## Task to carry out
Set down the records once more, please, exactly and with the pictures left out.

━━━━

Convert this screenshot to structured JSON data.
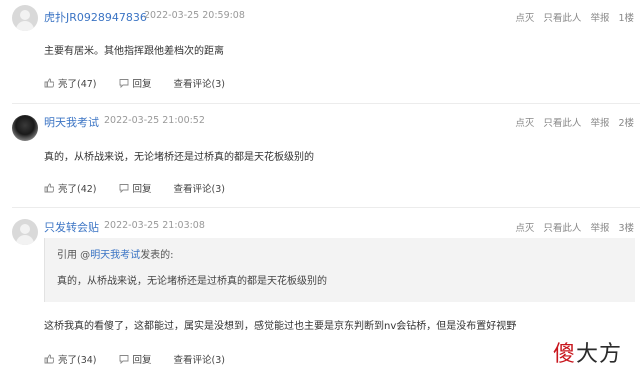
{
  "posts": [
    {
      "username": "虎扑JR0928947836",
      "time": "2022-03-25 20:59:08",
      "actions": [
        "点灭",
        "只看此人",
        "举报",
        "1楼"
      ],
      "content": "主要有居米。其他指挥跟他差档次的距离",
      "footer": {
        "light": "亮了(47)",
        "reply": "回复",
        "comments": "查看评论(3)"
      }
    },
    {
      "username": "明天我考试",
      "time": "2022-03-25 21:00:52",
      "actions": [
        "点灭",
        "只看此人",
        "举报",
        "2楼"
      ],
      "content": "真的，从桥战来说，无论堵桥还是过桥真的都是天花板级别的",
      "footer": {
        "light": "亮了(42)",
        "reply": "回复",
        "comments": "查看评论(3)"
      }
    },
    {
      "username": "只发转会贴",
      "time": "2022-03-25 21:03:08",
      "actions": [
        "点灭",
        "只看此人",
        "举报",
        "3楼"
      ],
      "quote": {
        "prefix": "引用 @",
        "author": "明天我考试",
        "suffix": "发表的:",
        "text": "真的，从桥战来说，无论堵桥还是过桥真的都是天花板级别的"
      },
      "content": "这桥我真的看傻了，这都能过，属实是没想到，感觉能过也主要是京东判断到nv会钻桥，但是没布置好视野",
      "footer": {
        "light": "亮了(34)",
        "reply": "回复",
        "comments": "查看评论(3)"
      }
    }
  ],
  "watermark": {
    "first": "傻",
    "rest": "大方"
  }
}
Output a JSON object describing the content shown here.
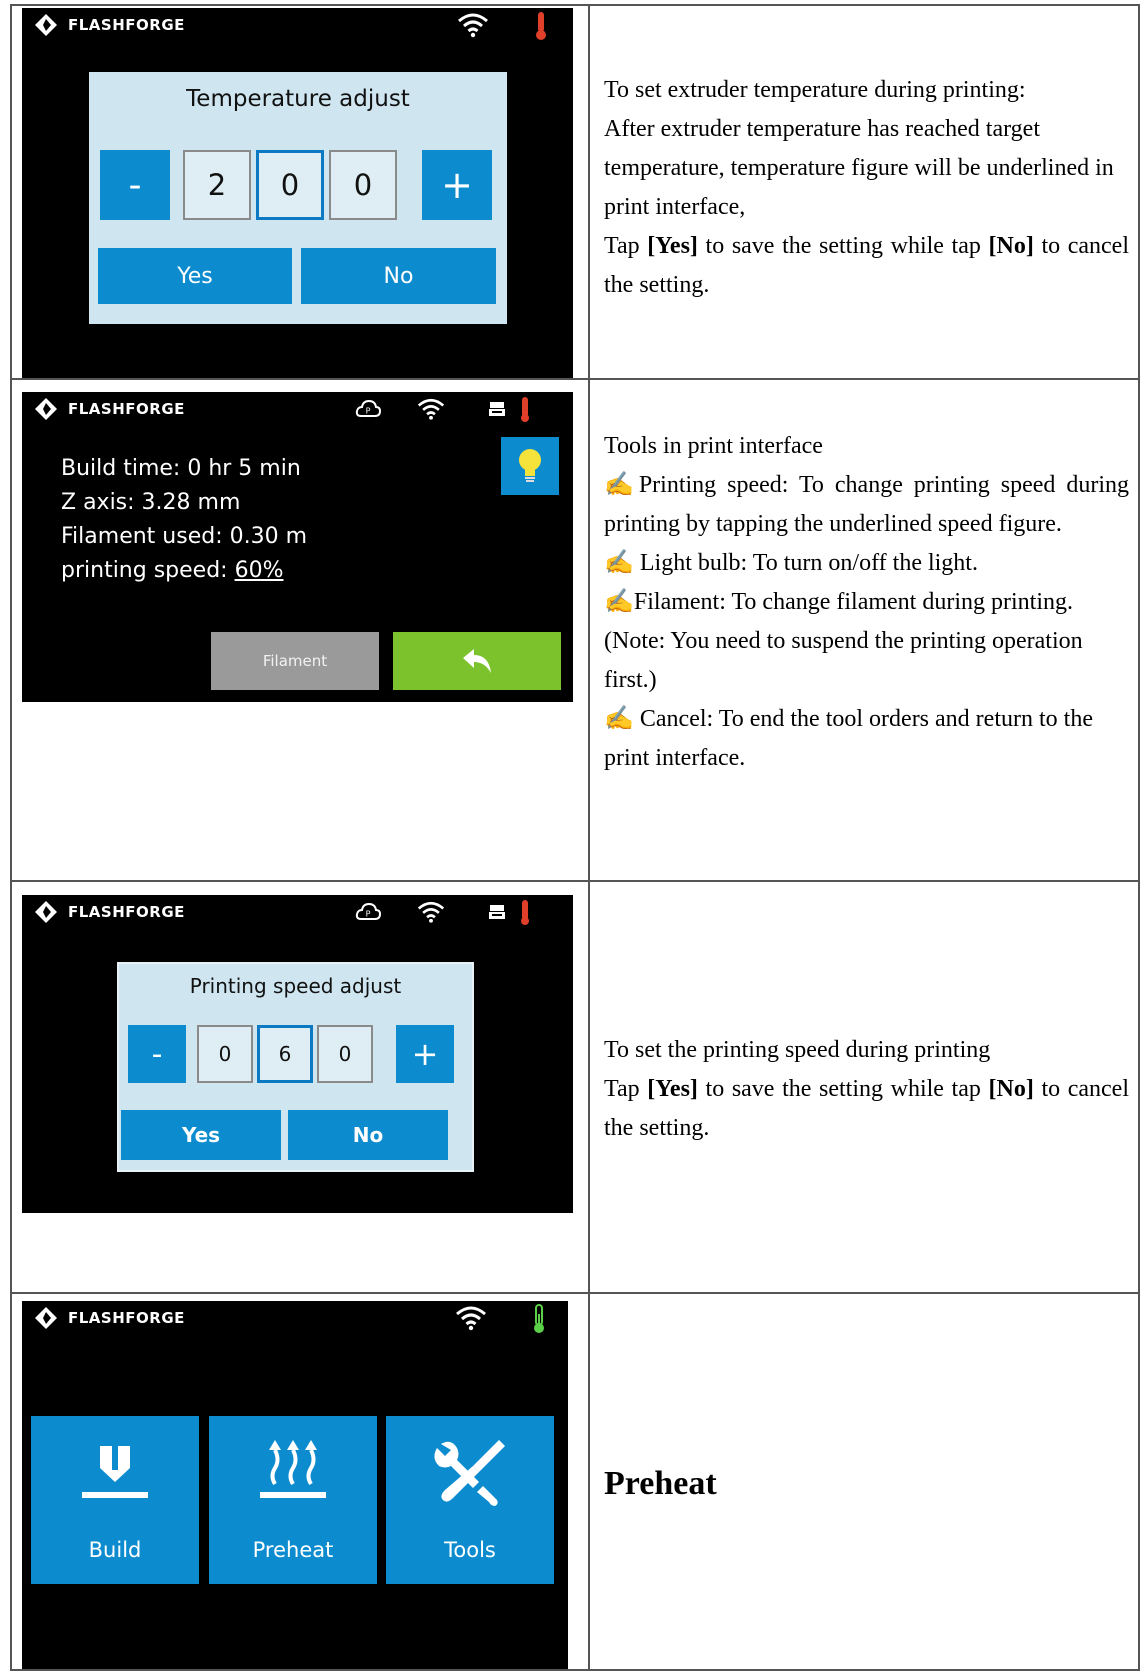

━━━━

## Answer to this exercise
Convert this screenshot to structured JSON data.
{
  "posts": [
    {
      "username": "虎扑JR0928947836",
      "time": "2022-03-25 20:59:08",
      "actions": [
        "点灭",
        "只看此人",
        "举报",
        "1楼"
      ],
      "content": "主要有居米。其他指挥跟他差档次的距离",
      "footer": {
        "light": "亮了(47)",
        "reply": "回复",
        "comments": "查看评论(3)"
      }
    },
    {
      "username": "明天我考试",
      "time": "2022-03-25 21:00:52",
      "actions": [
        "点灭",
        "只看此人",
        "举报",
        "2楼"
      ],
      "content": "真的，从桥战来说，无论堵桥还是过桥真的都是天花板级别的",
      "footer": {
        "light": "亮了(42)",
        "reply": "回复",
        "comments": "查看评论(3)"
      }
    },
    {
      "username": "只发转会贴",
      "time": "2022-03-25 21:03:08",
      "actions": [
        "点灭",
        "只看此人",
        "举报",
        "3楼"
      ],
      "quote": {
        "prefix": "引用 @",
        "author": "明天我考试",
        "suffix": "发表的:",
        "text": "真的，从桥战来说，无论堵桥还是过桥真的都是天花板级别的"
      },
      "content": "这桥我真的看傻了，这都能过，属实是没想到，感觉能过也主要是京东判断到nv会钻桥，但是没布置好视野",
      "footer": {
        "light": "亮了(34)",
        "reply": "回复",
        "comments": "查看评论(3)"
      }
    }
  ],
  "watermark": {
    "first": "傻",
    "rest": "大方"
  }
}
Output a JSON object describing the content shown here.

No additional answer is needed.